→ **EXERCISE DETAILS**:
From the entries that follow, list every line in which the string "母亲就讲" appears.

◆ ◆ ◆ ◆ ◆

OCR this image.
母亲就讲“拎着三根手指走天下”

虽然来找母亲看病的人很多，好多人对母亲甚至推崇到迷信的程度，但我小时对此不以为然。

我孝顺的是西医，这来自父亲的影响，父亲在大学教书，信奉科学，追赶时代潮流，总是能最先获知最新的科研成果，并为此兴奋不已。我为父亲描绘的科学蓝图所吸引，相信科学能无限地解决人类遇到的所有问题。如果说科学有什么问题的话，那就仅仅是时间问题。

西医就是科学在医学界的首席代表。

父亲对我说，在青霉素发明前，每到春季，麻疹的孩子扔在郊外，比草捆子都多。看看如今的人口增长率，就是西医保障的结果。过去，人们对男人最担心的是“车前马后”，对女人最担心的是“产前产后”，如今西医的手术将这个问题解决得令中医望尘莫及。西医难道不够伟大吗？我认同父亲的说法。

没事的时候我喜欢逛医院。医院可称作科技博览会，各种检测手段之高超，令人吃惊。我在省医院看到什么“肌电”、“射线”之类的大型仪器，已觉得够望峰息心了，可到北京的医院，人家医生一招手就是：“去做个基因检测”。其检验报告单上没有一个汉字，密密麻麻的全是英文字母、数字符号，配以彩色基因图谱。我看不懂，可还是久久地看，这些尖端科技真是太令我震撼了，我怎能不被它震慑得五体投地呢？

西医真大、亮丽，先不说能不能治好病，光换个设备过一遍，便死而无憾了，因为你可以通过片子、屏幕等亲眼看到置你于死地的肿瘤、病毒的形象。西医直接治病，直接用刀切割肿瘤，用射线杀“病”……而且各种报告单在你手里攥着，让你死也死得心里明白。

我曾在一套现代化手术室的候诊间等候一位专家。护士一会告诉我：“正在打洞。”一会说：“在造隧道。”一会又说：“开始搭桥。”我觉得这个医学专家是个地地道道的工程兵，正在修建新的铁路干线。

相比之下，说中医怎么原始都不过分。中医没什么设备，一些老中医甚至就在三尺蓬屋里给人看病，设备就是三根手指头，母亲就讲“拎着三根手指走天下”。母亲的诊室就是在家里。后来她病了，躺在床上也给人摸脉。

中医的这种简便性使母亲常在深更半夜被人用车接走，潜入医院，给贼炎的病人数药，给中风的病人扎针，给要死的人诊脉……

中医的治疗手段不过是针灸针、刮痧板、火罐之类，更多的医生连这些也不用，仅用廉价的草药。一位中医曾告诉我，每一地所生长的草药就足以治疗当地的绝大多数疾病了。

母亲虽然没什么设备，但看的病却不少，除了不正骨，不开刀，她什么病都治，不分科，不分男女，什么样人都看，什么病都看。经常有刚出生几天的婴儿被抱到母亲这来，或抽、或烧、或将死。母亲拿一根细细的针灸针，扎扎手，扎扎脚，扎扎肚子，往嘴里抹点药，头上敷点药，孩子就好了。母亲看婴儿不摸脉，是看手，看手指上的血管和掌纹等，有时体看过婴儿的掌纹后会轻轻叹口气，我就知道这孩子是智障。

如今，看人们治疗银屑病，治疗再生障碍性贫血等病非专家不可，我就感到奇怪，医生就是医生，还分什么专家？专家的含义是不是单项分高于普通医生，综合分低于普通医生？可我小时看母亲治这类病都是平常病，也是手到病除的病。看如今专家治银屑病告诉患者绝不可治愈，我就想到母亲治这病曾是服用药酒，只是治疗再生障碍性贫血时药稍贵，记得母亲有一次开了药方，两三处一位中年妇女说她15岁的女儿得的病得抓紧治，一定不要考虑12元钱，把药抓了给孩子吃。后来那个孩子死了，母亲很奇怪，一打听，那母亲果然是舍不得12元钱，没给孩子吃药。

◆ ◆ ◆ ◆ ◆

→ **OUTPUT BELOW**:
母亲就讲“拎着三根手指走天下”
相比之下，说中医怎么原始都不过分。中医没什么设备，一些老中医甚至就在三尺蓬屋里给人看病，设备就是三根手指头，母亲就讲“拎着三根手指走天下”。母亲的诊室就是在家里。后来她病了，躺在床上也给人摸脉。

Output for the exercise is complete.